• The request
Give back all the data exactly, line by line.

• Given data
* Start *
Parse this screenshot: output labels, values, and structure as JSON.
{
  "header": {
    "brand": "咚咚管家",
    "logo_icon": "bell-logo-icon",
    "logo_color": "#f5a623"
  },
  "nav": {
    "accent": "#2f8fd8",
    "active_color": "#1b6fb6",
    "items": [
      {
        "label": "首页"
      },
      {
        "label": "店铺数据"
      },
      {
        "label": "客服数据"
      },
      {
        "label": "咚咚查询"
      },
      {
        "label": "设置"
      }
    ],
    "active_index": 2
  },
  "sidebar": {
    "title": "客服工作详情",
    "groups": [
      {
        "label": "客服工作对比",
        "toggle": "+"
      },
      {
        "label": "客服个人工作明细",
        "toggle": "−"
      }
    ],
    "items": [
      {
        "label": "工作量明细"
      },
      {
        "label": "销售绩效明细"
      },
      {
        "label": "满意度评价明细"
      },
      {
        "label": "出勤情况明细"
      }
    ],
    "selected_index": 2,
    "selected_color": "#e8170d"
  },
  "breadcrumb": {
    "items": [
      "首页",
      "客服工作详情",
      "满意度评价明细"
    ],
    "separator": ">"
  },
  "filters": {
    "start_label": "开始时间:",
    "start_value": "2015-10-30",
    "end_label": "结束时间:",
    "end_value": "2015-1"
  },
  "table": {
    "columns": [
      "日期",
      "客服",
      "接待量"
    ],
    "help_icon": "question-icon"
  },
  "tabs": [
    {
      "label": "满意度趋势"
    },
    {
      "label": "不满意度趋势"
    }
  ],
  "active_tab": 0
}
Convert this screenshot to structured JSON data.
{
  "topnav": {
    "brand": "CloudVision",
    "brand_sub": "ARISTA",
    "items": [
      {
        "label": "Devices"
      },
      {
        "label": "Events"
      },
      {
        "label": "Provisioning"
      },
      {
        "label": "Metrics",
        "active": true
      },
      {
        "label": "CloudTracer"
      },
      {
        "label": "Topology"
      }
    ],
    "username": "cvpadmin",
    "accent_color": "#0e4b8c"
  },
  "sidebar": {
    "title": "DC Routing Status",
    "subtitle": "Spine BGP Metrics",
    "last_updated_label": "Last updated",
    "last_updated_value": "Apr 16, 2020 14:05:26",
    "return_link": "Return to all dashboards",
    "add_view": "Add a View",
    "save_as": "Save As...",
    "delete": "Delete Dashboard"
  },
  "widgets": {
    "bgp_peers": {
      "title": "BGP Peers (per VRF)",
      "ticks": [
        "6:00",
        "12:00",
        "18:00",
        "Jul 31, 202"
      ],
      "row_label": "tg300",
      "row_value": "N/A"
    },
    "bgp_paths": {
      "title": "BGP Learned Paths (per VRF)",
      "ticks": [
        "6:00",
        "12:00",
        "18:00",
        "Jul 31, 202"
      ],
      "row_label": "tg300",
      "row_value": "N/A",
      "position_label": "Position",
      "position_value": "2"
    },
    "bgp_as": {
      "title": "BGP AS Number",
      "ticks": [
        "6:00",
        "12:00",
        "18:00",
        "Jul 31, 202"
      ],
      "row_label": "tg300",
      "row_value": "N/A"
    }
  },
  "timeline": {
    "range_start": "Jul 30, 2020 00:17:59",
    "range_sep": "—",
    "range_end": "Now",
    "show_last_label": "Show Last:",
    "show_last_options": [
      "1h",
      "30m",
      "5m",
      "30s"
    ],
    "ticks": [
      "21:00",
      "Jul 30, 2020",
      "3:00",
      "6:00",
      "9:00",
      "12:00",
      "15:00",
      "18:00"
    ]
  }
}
* End *
• Finished exercise
Parse this screenshot: output labels, values, and structure as JSON.
{
  "header": {
    "brand": "咚咚管家",
    "logo_icon": "bell-logo-icon",
    "logo_color": "#f5a623"
  },
  "nav": {
    "accent": "#2f8fd8",
    "active_color": "#1b6fb6",
    "items": [
      {
        "label": "首页"
      },
      {
        "label": "店铺数据"
      },
      {
        "label": "客服数据"
      },
      {
        "label": "咚咚查询"
      },
      {
        "label": "设置"
      }
    ],
    "active_index": 2
  },
  "sidebar": {
    "title": "客服工作详情",
    "groups": [
      {
        "label": "客服工作对比",
        "toggle": "+"
      },
      {
        "label": "客服个人工作明细",
        "toggle": "−"
      }
    ],
    "items": [
      {
        "label": "工作量明细"
      },
      {
        "label": "销售绩效明细"
      },
      {
        "label": "满意度评价明细"
      },
      {
        "label": "出勤情况明细"
      }
    ],
    "selected_index": 2,
    "selected_color": "#e8170d"
  },
  "breadcrumb": {
    "items": [
      "首页",
      "客服工作详情",
      "满意度评价明细"
    ],
    "separator": ">"
  },
  "filters": {
    "start_label": "开始时间:",
    "start_value": "2015-10-30",
    "end_label": "结束时间:",
    "end_value": "2015-1"
  },
  "table": {
    "columns": [
      "日期",
      "客服",
      "接待量"
    ],
    "help_icon": "question-icon"
  },
  "tabs": [
    {
      "label": "满意度趋势"
    },
    {
      "label": "不满意度趋势"
    }
  ],
  "active_tab": 0
}
Convert this screenshot to structured JSON data.
{
  "topnav": {
    "brand": "CloudVision",
    "brand_sub": "ARISTA",
    "items": [
      {
        "label": "Devices"
      },
      {
        "label": "Events"
      },
      {
        "label": "Provisioning"
      },
      {
        "label": "Metrics",
        "active": true
      },
      {
        "label": "CloudTracer"
      },
      {
        "label": "Topology"
      }
    ],
    "username": "cvpadmin",
    "accent_color": "#0e4b8c"
  },
  "sidebar": {
    "title": "DC Routing Status",
    "subtitle": "Spine BGP Metrics",
    "last_updated_label": "Last updated",
    "last_updated_value": "Apr 16, 2020 14:05:26",
    "return_link": "Return to all dashboards",
    "add_view": "Add a View",
    "save_as": "Save As...",
    "delete": "Delete Dashboard"
  },
  "widgets": {
    "bgp_peers": {
      "title": "BGP Peers (per VRF)",
      "ticks": [
        "6:00",
        "12:00",
        "18:00",
        "Jul 31, 202"
      ],
      "row_label": "tg300",
      "row_value": "N/A"
    },
    "bgp_paths": {
      "title": "BGP Learned Paths (per VRF)",
      "ticks": [
        "6:00",
        "12:00",
        "18:00",
        "Jul 31, 202"
      ],
      "row_label": "tg300",
      "row_value": "N/A",
      "position_label": "Position",
      "position_value": "2"
    },
    "bgp_as": {
      "title": "BGP AS Number",
      "ticks": [
        "6:00",
        "12:00",
        "18:00",
        "Jul 31, 202"
      ],
      "row_label": "tg300",
      "row_value": "N/A"
    }
  },
  "timeline": {
    "range_start": "Jul 30, 2020 00:17:59",
    "range_sep": "—",
    "range_end": "Now",
    "show_last_label": "Show Last:",
    "show_last_options": [
      "1h",
      "30m",
      "5m",
      "30s"
    ],
    "ticks": [
      "21:00",
      "Jul 30, 2020",
      "3:00",
      "6:00",
      "9:00",
      "12:00",
      "15:00",
      "18:00"
    ]
  }
}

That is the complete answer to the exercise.